* WHAT THE EXERCISE ASKS *
Collect each line holding the string "JSON".

(Extracted records)

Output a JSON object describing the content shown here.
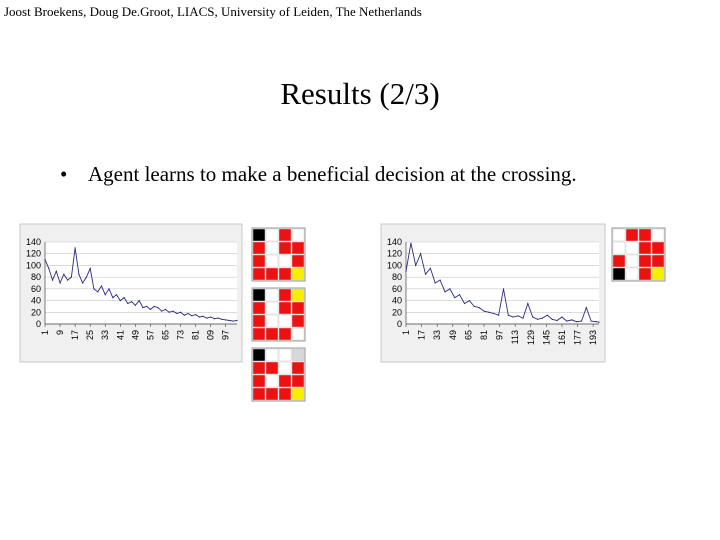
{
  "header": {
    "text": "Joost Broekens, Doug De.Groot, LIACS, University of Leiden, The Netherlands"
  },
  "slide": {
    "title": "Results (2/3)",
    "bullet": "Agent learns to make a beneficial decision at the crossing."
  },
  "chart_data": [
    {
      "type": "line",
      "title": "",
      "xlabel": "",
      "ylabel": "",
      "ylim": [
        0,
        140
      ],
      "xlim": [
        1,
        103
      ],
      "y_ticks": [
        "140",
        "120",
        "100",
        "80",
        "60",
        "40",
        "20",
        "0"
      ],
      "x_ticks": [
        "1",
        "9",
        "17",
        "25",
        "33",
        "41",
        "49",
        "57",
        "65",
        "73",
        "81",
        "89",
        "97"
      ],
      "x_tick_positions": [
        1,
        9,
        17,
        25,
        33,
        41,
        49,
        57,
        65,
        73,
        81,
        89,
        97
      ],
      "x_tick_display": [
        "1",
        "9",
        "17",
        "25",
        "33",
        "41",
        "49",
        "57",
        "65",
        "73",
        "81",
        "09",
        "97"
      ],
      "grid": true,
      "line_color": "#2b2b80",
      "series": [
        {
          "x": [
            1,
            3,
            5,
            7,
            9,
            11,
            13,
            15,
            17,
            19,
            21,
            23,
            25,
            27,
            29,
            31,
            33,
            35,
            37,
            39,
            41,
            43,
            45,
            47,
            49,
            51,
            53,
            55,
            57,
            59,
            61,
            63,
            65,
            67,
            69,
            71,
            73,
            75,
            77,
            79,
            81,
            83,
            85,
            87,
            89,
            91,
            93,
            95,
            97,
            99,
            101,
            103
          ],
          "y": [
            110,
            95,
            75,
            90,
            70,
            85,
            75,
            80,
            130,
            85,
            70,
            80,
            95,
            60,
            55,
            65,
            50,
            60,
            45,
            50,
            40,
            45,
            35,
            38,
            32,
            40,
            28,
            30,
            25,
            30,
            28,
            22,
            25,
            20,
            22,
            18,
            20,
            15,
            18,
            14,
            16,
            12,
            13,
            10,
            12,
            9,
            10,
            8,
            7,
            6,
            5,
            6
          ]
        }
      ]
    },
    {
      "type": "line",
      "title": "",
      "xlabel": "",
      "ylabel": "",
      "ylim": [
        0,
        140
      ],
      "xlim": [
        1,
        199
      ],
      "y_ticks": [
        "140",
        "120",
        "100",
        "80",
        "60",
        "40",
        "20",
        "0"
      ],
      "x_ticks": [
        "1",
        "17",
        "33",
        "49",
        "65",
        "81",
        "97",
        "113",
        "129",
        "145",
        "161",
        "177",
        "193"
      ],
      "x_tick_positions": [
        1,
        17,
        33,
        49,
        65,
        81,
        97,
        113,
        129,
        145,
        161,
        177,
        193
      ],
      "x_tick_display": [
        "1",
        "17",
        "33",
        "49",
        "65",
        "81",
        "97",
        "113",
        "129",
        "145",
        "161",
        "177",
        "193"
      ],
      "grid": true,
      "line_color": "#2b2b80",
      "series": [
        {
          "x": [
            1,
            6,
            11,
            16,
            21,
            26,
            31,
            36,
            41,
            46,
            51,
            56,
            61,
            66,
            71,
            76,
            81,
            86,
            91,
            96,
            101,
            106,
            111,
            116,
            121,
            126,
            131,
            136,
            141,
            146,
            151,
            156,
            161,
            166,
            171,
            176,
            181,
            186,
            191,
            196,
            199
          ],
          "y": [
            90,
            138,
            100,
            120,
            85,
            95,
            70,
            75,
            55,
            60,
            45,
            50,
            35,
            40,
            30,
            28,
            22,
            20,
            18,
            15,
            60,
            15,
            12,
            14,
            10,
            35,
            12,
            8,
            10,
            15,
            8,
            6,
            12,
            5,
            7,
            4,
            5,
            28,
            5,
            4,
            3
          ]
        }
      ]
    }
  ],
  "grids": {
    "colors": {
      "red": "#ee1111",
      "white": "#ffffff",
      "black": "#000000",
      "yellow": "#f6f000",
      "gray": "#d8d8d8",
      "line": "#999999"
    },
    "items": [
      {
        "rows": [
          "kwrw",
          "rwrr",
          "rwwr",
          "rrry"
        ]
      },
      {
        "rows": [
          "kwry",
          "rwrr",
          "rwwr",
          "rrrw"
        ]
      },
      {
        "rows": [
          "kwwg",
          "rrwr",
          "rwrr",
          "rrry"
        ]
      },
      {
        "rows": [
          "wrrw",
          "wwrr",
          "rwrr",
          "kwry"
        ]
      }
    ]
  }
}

---

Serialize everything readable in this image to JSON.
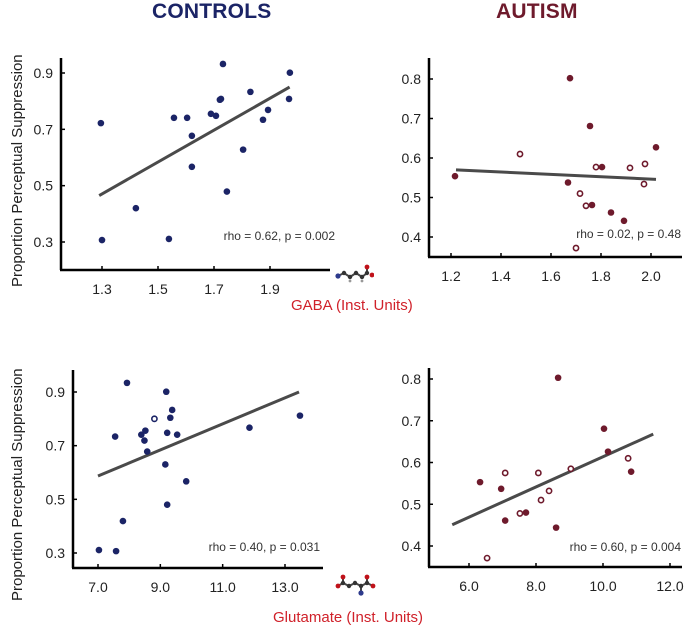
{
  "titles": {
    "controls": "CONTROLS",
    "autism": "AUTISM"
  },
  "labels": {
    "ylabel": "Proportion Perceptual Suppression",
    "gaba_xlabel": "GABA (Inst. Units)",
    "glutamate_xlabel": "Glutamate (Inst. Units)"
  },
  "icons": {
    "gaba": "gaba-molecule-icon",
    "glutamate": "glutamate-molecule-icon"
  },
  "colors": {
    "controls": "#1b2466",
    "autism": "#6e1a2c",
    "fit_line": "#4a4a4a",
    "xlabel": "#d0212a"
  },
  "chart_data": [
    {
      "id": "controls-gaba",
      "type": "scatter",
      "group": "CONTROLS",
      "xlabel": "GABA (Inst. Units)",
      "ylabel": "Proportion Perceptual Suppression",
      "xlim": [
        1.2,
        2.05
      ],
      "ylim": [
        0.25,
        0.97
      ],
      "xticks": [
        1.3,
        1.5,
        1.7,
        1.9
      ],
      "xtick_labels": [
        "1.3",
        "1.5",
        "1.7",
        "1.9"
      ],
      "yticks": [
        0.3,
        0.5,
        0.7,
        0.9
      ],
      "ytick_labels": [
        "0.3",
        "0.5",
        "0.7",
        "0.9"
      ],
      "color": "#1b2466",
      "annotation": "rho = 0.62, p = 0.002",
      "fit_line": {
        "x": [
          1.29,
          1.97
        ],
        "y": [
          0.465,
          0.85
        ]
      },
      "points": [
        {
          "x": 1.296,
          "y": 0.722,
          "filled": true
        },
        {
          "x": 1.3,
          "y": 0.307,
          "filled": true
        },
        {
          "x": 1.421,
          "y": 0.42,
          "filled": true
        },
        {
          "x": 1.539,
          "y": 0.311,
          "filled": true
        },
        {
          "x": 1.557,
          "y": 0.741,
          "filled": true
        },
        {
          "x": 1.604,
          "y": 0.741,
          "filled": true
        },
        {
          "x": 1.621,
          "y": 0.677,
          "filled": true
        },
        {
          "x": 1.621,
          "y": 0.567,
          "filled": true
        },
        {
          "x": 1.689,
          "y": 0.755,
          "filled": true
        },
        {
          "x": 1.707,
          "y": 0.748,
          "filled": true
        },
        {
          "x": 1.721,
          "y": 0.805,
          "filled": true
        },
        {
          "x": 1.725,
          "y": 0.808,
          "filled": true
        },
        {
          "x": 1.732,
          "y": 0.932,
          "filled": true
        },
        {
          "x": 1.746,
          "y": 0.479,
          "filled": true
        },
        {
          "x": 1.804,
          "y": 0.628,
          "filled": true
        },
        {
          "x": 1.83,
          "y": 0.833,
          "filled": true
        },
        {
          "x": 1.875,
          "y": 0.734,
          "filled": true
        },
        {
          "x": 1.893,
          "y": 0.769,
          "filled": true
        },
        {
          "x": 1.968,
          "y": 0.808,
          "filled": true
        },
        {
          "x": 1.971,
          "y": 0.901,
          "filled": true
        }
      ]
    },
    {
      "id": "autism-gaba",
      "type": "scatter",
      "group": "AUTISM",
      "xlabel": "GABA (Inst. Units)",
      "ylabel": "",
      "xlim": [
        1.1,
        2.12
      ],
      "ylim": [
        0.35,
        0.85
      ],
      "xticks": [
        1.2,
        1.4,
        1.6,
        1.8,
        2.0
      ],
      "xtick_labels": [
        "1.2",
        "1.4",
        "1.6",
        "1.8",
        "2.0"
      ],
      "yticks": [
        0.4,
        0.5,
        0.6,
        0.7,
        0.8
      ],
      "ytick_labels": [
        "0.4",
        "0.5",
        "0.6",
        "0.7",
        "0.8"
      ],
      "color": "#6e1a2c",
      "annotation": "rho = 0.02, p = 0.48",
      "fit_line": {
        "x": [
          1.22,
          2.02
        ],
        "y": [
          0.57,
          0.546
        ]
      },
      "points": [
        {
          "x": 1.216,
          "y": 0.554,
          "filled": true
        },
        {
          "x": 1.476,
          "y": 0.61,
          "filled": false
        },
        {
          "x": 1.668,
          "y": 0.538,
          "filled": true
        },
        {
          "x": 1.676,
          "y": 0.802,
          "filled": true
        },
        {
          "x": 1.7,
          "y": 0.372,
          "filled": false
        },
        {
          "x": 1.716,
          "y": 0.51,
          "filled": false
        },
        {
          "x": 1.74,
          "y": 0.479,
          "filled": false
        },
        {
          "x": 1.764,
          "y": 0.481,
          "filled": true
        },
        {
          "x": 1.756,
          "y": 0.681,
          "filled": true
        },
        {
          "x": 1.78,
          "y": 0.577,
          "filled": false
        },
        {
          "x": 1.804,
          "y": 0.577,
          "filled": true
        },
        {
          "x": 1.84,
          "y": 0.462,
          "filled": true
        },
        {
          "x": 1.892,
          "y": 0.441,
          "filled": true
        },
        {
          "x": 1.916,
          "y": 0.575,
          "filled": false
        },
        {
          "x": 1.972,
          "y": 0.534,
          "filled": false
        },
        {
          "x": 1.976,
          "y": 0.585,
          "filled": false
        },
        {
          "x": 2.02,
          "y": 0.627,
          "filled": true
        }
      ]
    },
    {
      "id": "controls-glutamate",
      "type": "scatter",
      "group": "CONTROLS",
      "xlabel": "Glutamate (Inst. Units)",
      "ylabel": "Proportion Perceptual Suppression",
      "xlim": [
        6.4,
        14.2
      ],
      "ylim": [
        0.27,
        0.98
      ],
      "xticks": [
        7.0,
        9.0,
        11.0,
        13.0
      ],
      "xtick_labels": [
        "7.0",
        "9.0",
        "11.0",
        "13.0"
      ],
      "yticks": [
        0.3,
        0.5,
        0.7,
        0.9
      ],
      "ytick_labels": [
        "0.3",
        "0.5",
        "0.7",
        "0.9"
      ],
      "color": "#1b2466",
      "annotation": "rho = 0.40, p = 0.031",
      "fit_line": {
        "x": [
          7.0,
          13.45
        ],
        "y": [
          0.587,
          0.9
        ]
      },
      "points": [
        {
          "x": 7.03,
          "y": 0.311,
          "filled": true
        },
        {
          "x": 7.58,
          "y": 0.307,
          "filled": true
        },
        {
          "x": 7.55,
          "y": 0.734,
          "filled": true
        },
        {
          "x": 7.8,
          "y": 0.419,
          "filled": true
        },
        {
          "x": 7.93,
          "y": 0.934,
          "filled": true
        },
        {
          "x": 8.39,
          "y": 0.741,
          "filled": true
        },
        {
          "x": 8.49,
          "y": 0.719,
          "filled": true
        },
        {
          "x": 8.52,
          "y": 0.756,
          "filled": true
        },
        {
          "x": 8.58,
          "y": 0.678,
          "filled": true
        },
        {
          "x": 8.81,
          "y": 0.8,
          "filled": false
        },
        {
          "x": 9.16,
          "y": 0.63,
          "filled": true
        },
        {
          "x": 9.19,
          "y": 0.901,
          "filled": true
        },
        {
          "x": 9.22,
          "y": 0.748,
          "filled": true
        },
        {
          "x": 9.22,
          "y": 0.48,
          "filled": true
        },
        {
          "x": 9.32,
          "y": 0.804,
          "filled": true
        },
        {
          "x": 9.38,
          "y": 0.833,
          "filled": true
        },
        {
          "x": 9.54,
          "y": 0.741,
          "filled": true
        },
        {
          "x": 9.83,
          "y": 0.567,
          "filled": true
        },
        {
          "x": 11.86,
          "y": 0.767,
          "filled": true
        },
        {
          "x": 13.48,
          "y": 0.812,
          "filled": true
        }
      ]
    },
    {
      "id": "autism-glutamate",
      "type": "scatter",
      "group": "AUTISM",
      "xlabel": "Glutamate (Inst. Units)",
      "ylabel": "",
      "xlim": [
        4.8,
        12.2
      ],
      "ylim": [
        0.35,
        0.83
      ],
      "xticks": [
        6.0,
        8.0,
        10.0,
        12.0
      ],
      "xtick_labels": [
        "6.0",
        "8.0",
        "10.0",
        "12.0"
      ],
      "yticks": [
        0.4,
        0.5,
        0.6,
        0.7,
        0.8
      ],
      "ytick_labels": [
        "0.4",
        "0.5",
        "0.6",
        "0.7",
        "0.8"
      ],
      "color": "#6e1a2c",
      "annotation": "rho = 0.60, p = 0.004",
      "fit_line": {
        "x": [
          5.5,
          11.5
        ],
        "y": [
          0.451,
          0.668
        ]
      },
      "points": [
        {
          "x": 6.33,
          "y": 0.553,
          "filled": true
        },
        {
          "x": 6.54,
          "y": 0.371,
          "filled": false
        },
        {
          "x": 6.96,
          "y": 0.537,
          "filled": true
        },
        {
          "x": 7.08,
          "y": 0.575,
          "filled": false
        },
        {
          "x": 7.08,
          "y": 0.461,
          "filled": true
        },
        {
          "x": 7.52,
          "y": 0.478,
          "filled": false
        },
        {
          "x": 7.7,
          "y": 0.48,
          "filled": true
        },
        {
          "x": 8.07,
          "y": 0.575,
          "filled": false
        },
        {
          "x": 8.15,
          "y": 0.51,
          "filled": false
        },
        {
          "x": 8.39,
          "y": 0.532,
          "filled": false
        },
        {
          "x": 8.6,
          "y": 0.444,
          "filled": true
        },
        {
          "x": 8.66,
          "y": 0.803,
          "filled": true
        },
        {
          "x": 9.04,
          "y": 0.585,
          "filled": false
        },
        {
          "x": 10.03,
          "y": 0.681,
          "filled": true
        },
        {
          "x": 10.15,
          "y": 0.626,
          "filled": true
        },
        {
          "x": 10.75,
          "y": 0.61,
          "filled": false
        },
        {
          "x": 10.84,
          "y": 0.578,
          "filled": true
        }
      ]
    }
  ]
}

* FULL OUTPUT *
Output a JSON object describing the content shown here.
Serialize everything readable in this image to JSON.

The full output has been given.